* Set exercise: Gather every line from the entries below that includes "name".

--

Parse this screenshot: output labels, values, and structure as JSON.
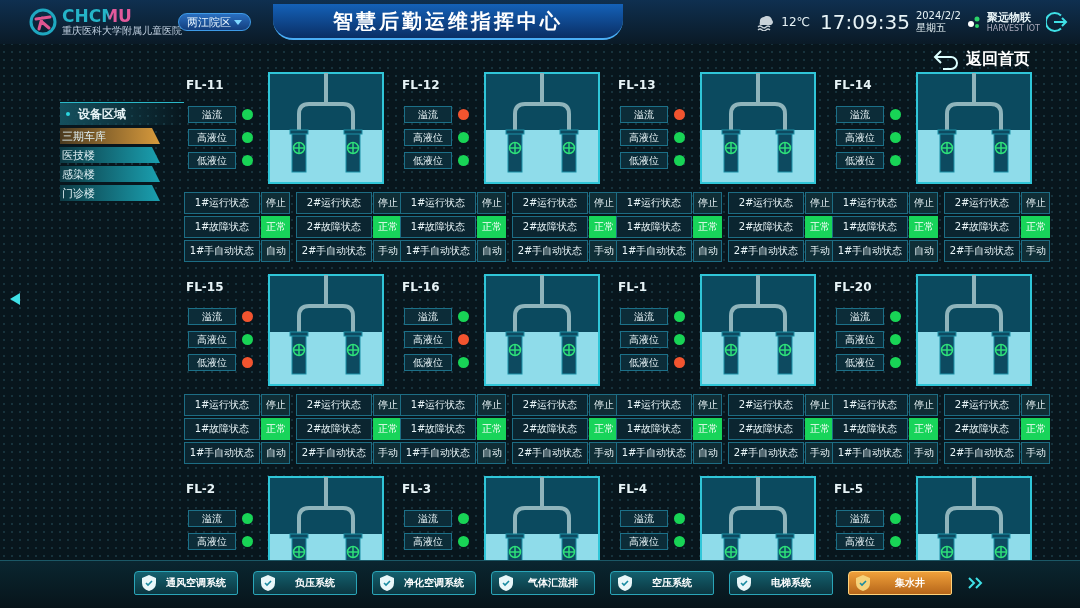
{
  "header": {
    "logo": "CHCMU",
    "logo_subtitle": "重庆医科大学附属儿童医院",
    "campus": "两江院区",
    "title": "智慧后勤运维指挥中心",
    "temperature": "12℃",
    "time": "17:09:35",
    "date": "2024/2/2",
    "weekday": "星期五",
    "brand": "聚远物联",
    "brand_sub": "HARVEST IOT"
  },
  "back": "返回首页",
  "sidebar": {
    "title": "设备区域",
    "items": [
      {
        "label": "三期车库",
        "selected": true
      },
      {
        "label": "医技楼",
        "selected": false
      },
      {
        "label": "感染楼",
        "selected": false
      },
      {
        "label": "门诊楼",
        "selected": false
      }
    ]
  },
  "units": [
    {
      "name": "FL-11",
      "indicators": [
        {
          "label": "溢流",
          "color": "#18d456"
        },
        {
          "label": "高液位",
          "color": "#18d456"
        },
        {
          "label": "低液位",
          "color": "#18d456"
        }
      ],
      "pumps": [
        {
          "cells": [
            {
              "label": "1#运行状态",
              "value": "停止",
              "on": false
            },
            {
              "label": "1#故障状态",
              "value": "正常",
              "on": true
            },
            {
              "label": "1#手自动状态",
              "value": "自动",
              "on": false
            }
          ]
        },
        {
          "cells": [
            {
              "label": "2#运行状态",
              "value": "停止",
              "on": false
            },
            {
              "label": "2#故障状态",
              "value": "正常",
              "on": true
            },
            {
              "label": "2#手自动状态",
              "value": "手动",
              "on": false
            }
          ]
        }
      ]
    },
    {
      "name": "FL-12",
      "indicators": [
        {
          "label": "溢流",
          "color": "#f2542f"
        },
        {
          "label": "高液位",
          "color": "#18d456"
        },
        {
          "label": "低液位",
          "color": "#18d456"
        }
      ],
      "pumps": [
        {
          "cells": [
            {
              "label": "1#运行状态",
              "value": "停止",
              "on": false
            },
            {
              "label": "1#故障状态",
              "value": "正常",
              "on": true
            },
            {
              "label": "1#手自动状态",
              "value": "自动",
              "on": false
            }
          ]
        },
        {
          "cells": [
            {
              "label": "2#运行状态",
              "value": "停止",
              "on": false
            },
            {
              "label": "2#故障状态",
              "value": "正常",
              "on": true
            },
            {
              "label": "2#手自动状态",
              "value": "手动",
              "on": false
            }
          ]
        }
      ]
    },
    {
      "name": "FL-13",
      "indicators": [
        {
          "label": "溢流",
          "color": "#f2542f"
        },
        {
          "label": "高液位",
          "color": "#18d456"
        },
        {
          "label": "低液位",
          "color": "#18d456"
        }
      ],
      "pumps": [
        {
          "cells": [
            {
              "label": "1#运行状态",
              "value": "停止",
              "on": false
            },
            {
              "label": "1#故障状态",
              "value": "正常",
              "on": true
            },
            {
              "label": "1#手自动状态",
              "value": "自动",
              "on": false
            }
          ]
        },
        {
          "cells": [
            {
              "label": "2#运行状态",
              "value": "停止",
              "on": false
            },
            {
              "label": "2#故障状态",
              "value": "正常",
              "on": true
            },
            {
              "label": "2#手自动状态",
              "value": "手动",
              "on": false
            }
          ]
        }
      ]
    },
    {
      "name": "FL-14",
      "indicators": [
        {
          "label": "溢流",
          "color": "#18d456"
        },
        {
          "label": "高液位",
          "color": "#18d456"
        },
        {
          "label": "低液位",
          "color": "#18d456"
        }
      ],
      "pumps": [
        {
          "cells": [
            {
              "label": "1#运行状态",
              "value": "停止",
              "on": false
            },
            {
              "label": "1#故障状态",
              "value": "正常",
              "on": true
            },
            {
              "label": "1#手自动状态",
              "value": "自动",
              "on": false
            }
          ]
        },
        {
          "cells": [
            {
              "label": "2#运行状态",
              "value": "停止",
              "on": false
            },
            {
              "label": "2#故障状态",
              "value": "正常",
              "on": true
            },
            {
              "label": "2#手自动状态",
              "value": "手动",
              "on": false
            }
          ]
        }
      ]
    },
    {
      "name": "FL-15",
      "indicators": [
        {
          "label": "溢流",
          "color": "#f2542f"
        },
        {
          "label": "高液位",
          "color": "#18d456"
        },
        {
          "label": "低液位",
          "color": "#f2542f"
        }
      ],
      "pumps": [
        {
          "cells": [
            {
              "label": "1#运行状态",
              "value": "停止",
              "on": false
            },
            {
              "label": "1#故障状态",
              "value": "正常",
              "on": true
            },
            {
              "label": "1#手自动状态",
              "value": "自动",
              "on": false
            }
          ]
        },
        {
          "cells": [
            {
              "label": "2#运行状态",
              "value": "停止",
              "on": false
            },
            {
              "label": "2#故障状态",
              "value": "正常",
              "on": true
            },
            {
              "label": "2#手自动状态",
              "value": "手动",
              "on": false
            }
          ]
        }
      ]
    },
    {
      "name": "FL-16",
      "indicators": [
        {
          "label": "溢流",
          "color": "#18d456"
        },
        {
          "label": "高液位",
          "color": "#f2542f"
        },
        {
          "label": "低液位",
          "color": "#18d456"
        }
      ],
      "pumps": [
        {
          "cells": [
            {
              "label": "1#运行状态",
              "value": "停止",
              "on": false
            },
            {
              "label": "1#故障状态",
              "value": "正常",
              "on": true
            },
            {
              "label": "1#手自动状态",
              "value": "自动",
              "on": false
            }
          ]
        },
        {
          "cells": [
            {
              "label": "2#运行状态",
              "value": "停止",
              "on": false
            },
            {
              "label": "2#故障状态",
              "value": "正常",
              "on": true
            },
            {
              "label": "2#手自动状态",
              "value": "手动",
              "on": false
            }
          ]
        }
      ]
    },
    {
      "name": "FL-1",
      "indicators": [
        {
          "label": "溢流",
          "color": "#18d456"
        },
        {
          "label": "高液位",
          "color": "#18d456"
        },
        {
          "label": "低液位",
          "color": "#f2542f"
        }
      ],
      "pumps": [
        {
          "cells": [
            {
              "label": "1#运行状态",
              "value": "停止",
              "on": false
            },
            {
              "label": "1#故障状态",
              "value": "正常",
              "on": true
            },
            {
              "label": "1#手自动状态",
              "value": "自动",
              "on": false
            }
          ]
        },
        {
          "cells": [
            {
              "label": "2#运行状态",
              "value": "停止",
              "on": false
            },
            {
              "label": "2#故障状态",
              "value": "正常",
              "on": true
            },
            {
              "label": "2#手自动状态",
              "value": "手动",
              "on": false
            }
          ]
        }
      ]
    },
    {
      "name": "FL-20",
      "indicators": [
        {
          "label": "溢流",
          "color": "#18d456"
        },
        {
          "label": "高液位",
          "color": "#18d456"
        },
        {
          "label": "低液位",
          "color": "#18d456"
        }
      ],
      "pumps": [
        {
          "cells": [
            {
              "label": "1#运行状态",
              "value": "停止",
              "on": false
            },
            {
              "label": "1#故障状态",
              "value": "正常",
              "on": true
            },
            {
              "label": "1#手自动状态",
              "value": "手动",
              "on": false
            }
          ]
        },
        {
          "cells": [
            {
              "label": "2#运行状态",
              "value": "停止",
              "on": false
            },
            {
              "label": "2#故障状态",
              "value": "正常",
              "on": true
            },
            {
              "label": "2#手自动状态",
              "value": "手动",
              "on": false
            }
          ]
        }
      ]
    },
    {
      "name": "FL-2",
      "indicators": [
        {
          "label": "溢流",
          "color": "#18d456"
        },
        {
          "label": "高液位",
          "color": "#18d456"
        }
      ]
    },
    {
      "name": "FL-3",
      "indicators": [
        {
          "label": "溢流",
          "color": "#18d456"
        },
        {
          "label": "高液位",
          "color": "#18d456"
        }
      ]
    },
    {
      "name": "FL-4",
      "indicators": [
        {
          "label": "溢流",
          "color": "#18d456"
        },
        {
          "label": "高液位",
          "color": "#18d456"
        }
      ]
    },
    {
      "name": "FL-5",
      "indicators": [
        {
          "label": "溢流",
          "color": "#18d456"
        },
        {
          "label": "高液位",
          "color": "#18d456"
        }
      ]
    }
  ],
  "systems": [
    {
      "label": "通风空调系统",
      "selected": false
    },
    {
      "label": "负压系统",
      "selected": false
    },
    {
      "label": "净化空调系统",
      "selected": false
    },
    {
      "label": "气体汇流排",
      "selected": false
    },
    {
      "label": "空压系统",
      "selected": false
    },
    {
      "label": "电梯系统",
      "selected": false
    },
    {
      "label": "集水井",
      "selected": true
    }
  ]
}
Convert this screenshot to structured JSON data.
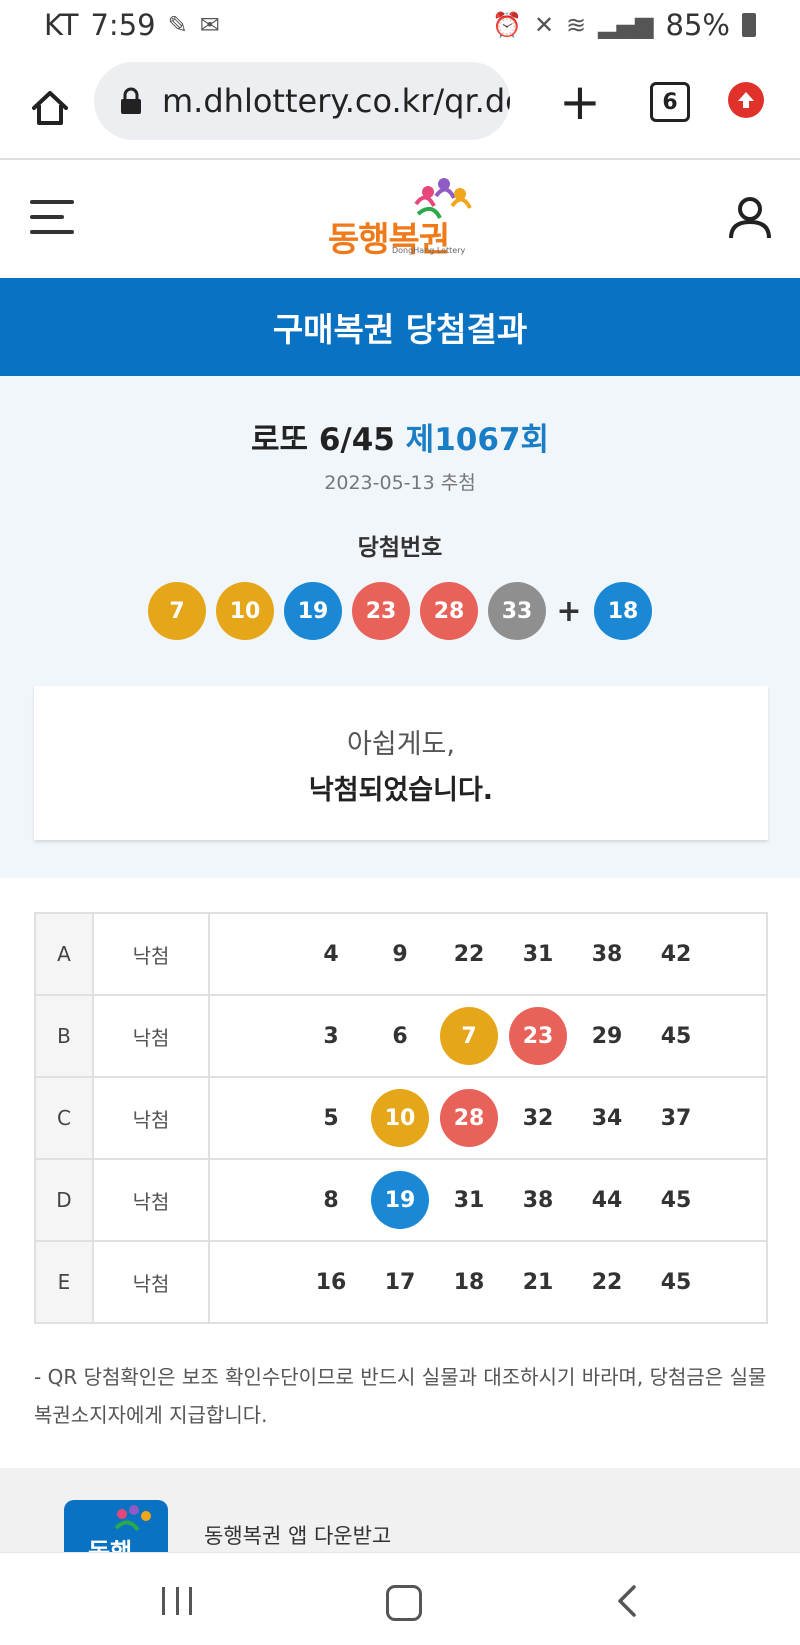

--

* Answer to this problem:
      "name": "FL-11",
      "name": "FL-12",
      "name": "FL-13",
      "name": "FL-14",
      "name": "FL-15",
      "name": "FL-16",
      "name": "FL-1",
      "name": "FL-20",
      "name": "FL-2",
      "name": "FL-3",
      "name": "FL-4",
      "name": "FL-5",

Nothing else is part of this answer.